▸ **THE REQUEST**: Your task is to extract every entry that follows word for word while excluding the pictures.

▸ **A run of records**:
____

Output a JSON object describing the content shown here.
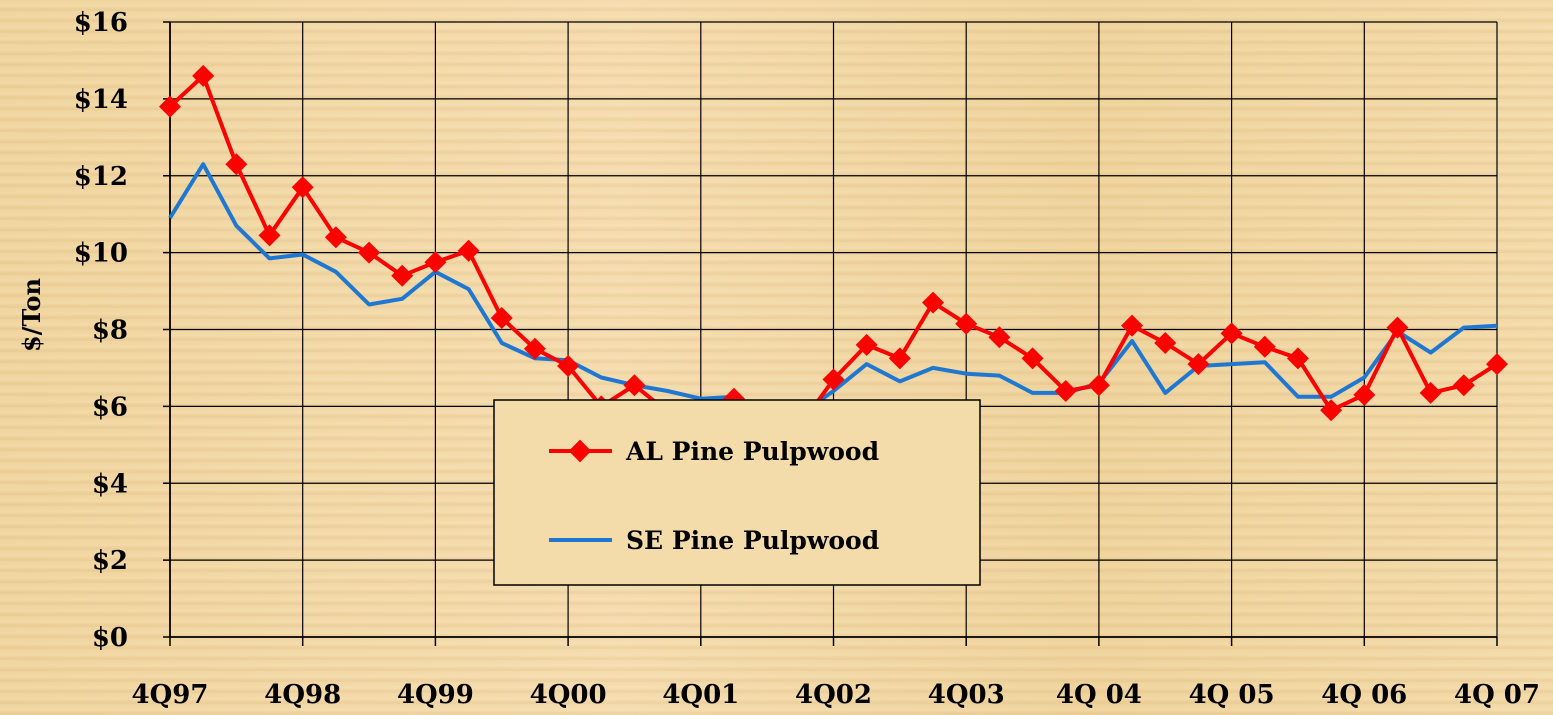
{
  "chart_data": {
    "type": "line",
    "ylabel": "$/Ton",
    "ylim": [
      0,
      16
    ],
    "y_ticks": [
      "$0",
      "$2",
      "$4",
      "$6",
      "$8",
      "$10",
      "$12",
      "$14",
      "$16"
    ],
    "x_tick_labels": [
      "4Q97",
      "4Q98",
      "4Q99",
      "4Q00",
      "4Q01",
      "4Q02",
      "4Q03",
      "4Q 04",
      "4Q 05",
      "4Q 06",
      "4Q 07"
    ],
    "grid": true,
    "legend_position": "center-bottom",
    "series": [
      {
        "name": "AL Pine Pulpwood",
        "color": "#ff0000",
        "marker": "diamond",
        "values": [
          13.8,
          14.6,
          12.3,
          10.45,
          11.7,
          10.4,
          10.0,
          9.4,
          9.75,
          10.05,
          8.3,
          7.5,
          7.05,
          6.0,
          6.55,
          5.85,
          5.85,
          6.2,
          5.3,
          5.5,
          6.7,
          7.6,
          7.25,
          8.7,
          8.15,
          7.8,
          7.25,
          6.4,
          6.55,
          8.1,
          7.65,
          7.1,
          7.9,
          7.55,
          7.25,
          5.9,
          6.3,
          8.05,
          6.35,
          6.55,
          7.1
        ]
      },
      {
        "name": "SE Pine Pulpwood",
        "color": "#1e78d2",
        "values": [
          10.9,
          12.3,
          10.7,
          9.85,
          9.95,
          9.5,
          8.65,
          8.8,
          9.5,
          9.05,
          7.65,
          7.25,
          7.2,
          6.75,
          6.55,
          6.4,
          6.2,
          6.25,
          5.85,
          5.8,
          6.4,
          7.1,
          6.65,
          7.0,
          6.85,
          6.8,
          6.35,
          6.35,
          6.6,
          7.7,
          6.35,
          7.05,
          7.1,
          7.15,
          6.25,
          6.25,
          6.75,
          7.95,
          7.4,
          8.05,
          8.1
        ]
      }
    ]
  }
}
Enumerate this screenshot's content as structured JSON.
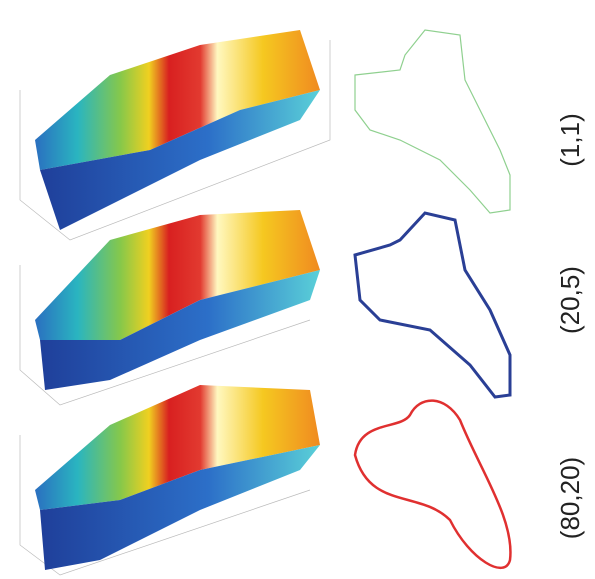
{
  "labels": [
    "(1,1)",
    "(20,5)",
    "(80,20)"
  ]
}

____

▸ **RESPONSE TO THE TASK**:
Output a JSON object describing the content shown here.
{
  "chart_data": {
    "type": "line",
    "ylabel": "$/Ton",
    "ylim": [
      0,
      16
    ],
    "y_ticks": [
      "$0",
      "$2",
      "$4",
      "$6",
      "$8",
      "$10",
      "$12",
      "$14",
      "$16"
    ],
    "x_tick_labels": [
      "4Q97",
      "4Q98",
      "4Q99",
      "4Q00",
      "4Q01",
      "4Q02",
      "4Q03",
      "4Q 04",
      "4Q 05",
      "4Q 06",
      "4Q 07"
    ],
    "grid": true,
    "legend_position": "center-bottom",
    "series": [
      {
        "name": "AL Pine Pulpwood",
        "color": "#ff0000",
        "marker": "diamond",
        "values": [
          13.8,
          14.6,
          12.3,
          10.45,
          11.7,
          10.4,
          10.0,
          9.4,
          9.75,
          10.05,
          8.3,
          7.5,
          7.05,
          6.0,
          6.55,
          5.85,
          5.85,
          6.2,
          5.3,
          5.5,
          6.7,
          7.6,
          7.25,
          8.7,
          8.15,
          7.8,
          7.25,
          6.4,
          6.55,
          8.1,
          7.65,
          7.1,
          7.9,
          7.55,
          7.25,
          5.9,
          6.3,
          8.05,
          6.35,
          6.55,
          7.1
        ]
      },
      {
        "name": "SE Pine Pulpwood",
        "color": "#1e78d2",
        "values": [
          10.9,
          12.3,
          10.7,
          9.85,
          9.95,
          9.5,
          8.65,
          8.8,
          9.5,
          9.05,
          7.65,
          7.25,
          7.2,
          6.75,
          6.55,
          6.4,
          6.2,
          6.25,
          5.85,
          5.8,
          6.4,
          7.1,
          6.65,
          7.0,
          6.85,
          6.8,
          6.35,
          6.35,
          6.6,
          7.7,
          6.35,
          7.05,
          7.1,
          7.15,
          6.25,
          6.25,
          6.75,
          7.95,
          7.4,
          8.05,
          8.1
        ]
      }
    ]
  }
}
Enumerate this screenshot's content as structured JSON.
{
  "labels": [
    "(1,1)",
    "(20,5)",
    "(80,20)"
  ]
}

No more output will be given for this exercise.